==== Dataset rows

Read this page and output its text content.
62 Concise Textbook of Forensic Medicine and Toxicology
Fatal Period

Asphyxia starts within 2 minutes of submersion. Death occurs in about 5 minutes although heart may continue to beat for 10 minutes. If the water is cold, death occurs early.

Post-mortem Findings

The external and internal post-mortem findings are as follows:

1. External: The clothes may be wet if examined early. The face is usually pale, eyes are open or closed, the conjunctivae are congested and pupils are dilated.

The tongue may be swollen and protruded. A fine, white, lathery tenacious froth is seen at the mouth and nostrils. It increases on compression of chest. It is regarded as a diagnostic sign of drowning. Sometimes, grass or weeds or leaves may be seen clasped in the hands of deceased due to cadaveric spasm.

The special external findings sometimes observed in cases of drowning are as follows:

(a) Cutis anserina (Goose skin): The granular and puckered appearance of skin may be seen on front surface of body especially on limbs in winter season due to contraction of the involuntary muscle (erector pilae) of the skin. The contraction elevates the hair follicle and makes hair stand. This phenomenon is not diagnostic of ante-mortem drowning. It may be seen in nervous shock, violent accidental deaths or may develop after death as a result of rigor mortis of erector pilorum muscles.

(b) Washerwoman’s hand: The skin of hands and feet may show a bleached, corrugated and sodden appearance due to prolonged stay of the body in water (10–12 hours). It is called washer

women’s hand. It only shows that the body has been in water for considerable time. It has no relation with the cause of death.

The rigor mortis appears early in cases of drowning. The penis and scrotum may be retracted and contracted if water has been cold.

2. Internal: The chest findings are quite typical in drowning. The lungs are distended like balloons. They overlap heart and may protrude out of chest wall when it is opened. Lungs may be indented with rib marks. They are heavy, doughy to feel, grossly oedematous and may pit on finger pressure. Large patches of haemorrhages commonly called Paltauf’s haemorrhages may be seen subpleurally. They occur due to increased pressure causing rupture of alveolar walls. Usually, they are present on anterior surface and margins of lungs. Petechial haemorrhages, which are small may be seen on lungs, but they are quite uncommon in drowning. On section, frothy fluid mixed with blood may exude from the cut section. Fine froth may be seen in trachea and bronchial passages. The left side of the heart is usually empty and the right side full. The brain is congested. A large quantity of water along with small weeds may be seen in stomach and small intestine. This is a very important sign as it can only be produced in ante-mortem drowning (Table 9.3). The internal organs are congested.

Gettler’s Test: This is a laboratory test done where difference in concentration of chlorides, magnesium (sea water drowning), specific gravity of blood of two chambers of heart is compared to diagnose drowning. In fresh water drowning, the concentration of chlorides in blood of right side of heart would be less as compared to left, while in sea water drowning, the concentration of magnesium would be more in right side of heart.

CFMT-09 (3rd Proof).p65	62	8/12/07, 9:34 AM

========
==== Dataset rows

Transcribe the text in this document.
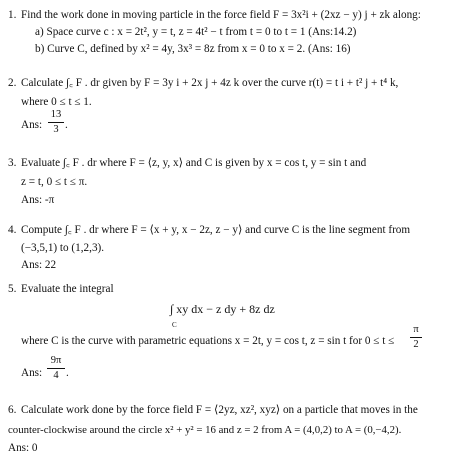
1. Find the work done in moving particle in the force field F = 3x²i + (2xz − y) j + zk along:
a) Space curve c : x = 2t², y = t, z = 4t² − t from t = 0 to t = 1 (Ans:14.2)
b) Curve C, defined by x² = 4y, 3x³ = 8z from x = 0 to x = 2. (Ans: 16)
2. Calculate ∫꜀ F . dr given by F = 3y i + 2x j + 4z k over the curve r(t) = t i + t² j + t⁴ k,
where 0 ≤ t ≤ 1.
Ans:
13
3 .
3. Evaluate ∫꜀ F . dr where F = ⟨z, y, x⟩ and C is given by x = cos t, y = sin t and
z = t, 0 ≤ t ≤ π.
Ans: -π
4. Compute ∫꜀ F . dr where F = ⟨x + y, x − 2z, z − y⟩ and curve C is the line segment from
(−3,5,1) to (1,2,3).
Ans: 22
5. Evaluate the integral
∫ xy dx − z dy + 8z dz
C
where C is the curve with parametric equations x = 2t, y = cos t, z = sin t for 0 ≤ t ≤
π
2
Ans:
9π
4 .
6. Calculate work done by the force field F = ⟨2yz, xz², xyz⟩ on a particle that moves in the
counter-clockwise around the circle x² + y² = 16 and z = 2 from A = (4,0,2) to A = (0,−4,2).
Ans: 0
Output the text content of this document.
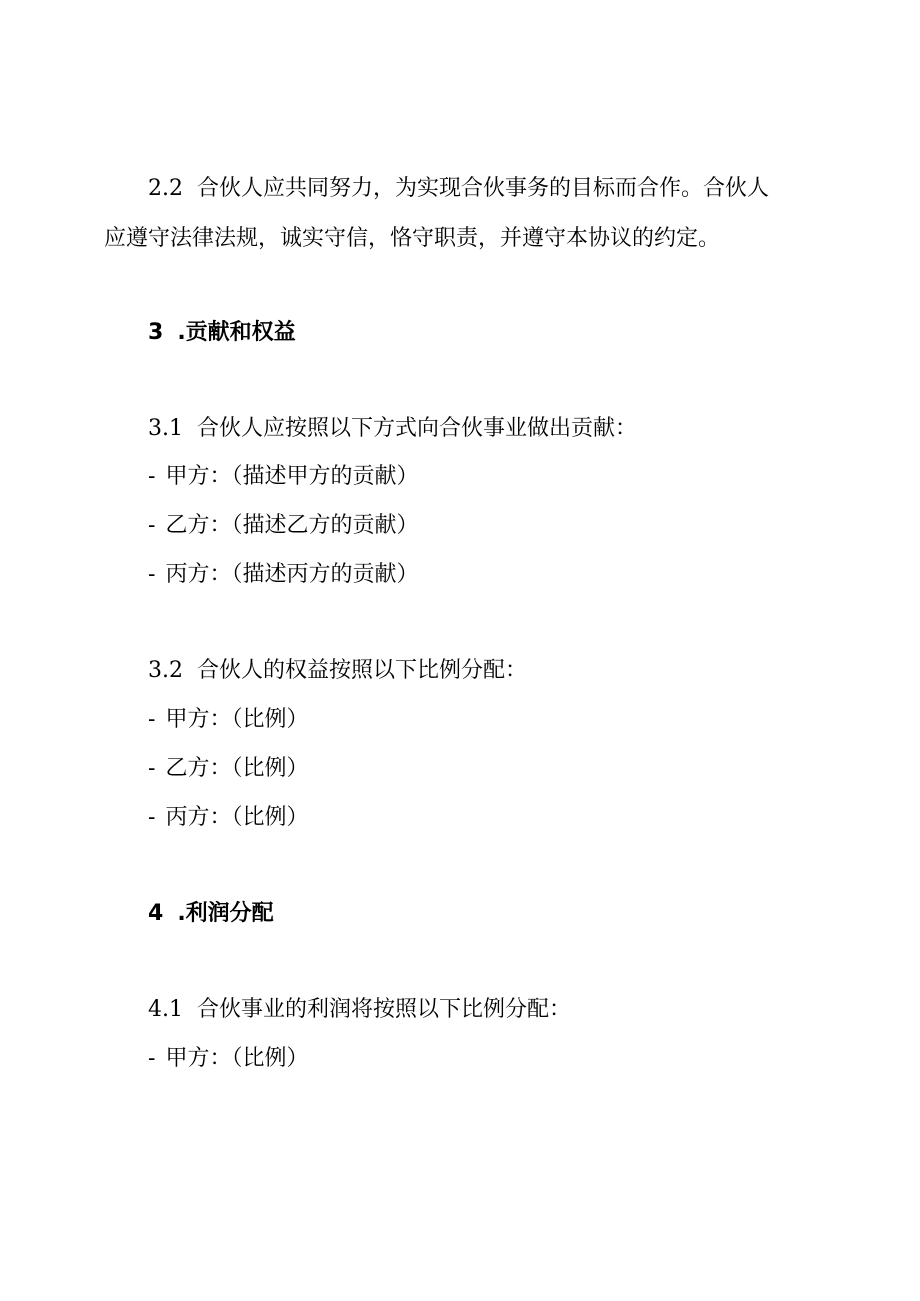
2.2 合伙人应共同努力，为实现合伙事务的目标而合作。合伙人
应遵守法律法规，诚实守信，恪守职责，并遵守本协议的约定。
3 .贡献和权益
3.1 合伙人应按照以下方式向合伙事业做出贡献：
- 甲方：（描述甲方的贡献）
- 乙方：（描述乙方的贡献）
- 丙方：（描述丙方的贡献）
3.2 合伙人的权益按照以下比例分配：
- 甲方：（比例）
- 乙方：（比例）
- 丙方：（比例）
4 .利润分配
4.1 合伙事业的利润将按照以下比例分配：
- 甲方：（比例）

========
==== Dataset rows

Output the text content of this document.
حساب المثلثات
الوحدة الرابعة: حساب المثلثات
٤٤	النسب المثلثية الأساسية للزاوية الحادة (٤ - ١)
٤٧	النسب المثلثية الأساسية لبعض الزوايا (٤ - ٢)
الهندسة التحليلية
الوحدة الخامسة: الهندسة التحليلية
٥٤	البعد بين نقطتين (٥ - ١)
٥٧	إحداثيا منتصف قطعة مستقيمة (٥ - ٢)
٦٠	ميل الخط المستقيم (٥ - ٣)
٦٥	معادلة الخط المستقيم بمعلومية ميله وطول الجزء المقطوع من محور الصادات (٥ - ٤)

========

◆ Stated problem ◆
Identify the lines that contain the string "only", and copy every one of them.

◆ Result of this task ◆
women’s hand. It only shows that the body has been in water for considerable time. It has no relation with the cause of death.
2. Internal: The chest findings are quite typical in drowning. The lungs are distended like balloons. They overlap heart and may protrude out of chest wall when it is opened. Lungs may be indented with rib marks. They are heavy, doughy to feel, grossly oedematous and may pit on finger pressure. Large patches of haemorrhages commonly called Paltauf’s haemorrhages may be seen subpleurally. They occur due to increased pressure causing rupture of alveolar walls. Usually, they are present on anterior surface and margins of lungs. Petechial haemorrhages, which are small may be seen on lungs, but they are quite uncommon in drowning. On section, frothy fluid mixed with blood may exude from the cut section. Fine froth may be seen in trachea and bronchial passages. The left side of the heart is usually empty and the right side full. The brain is congested. A large quantity of water along with small weeds may be seen in stomach and small intestine. This is a very important sign as it can only be produced in ante-mortem drowning (Table 9.3). The internal organs are congested.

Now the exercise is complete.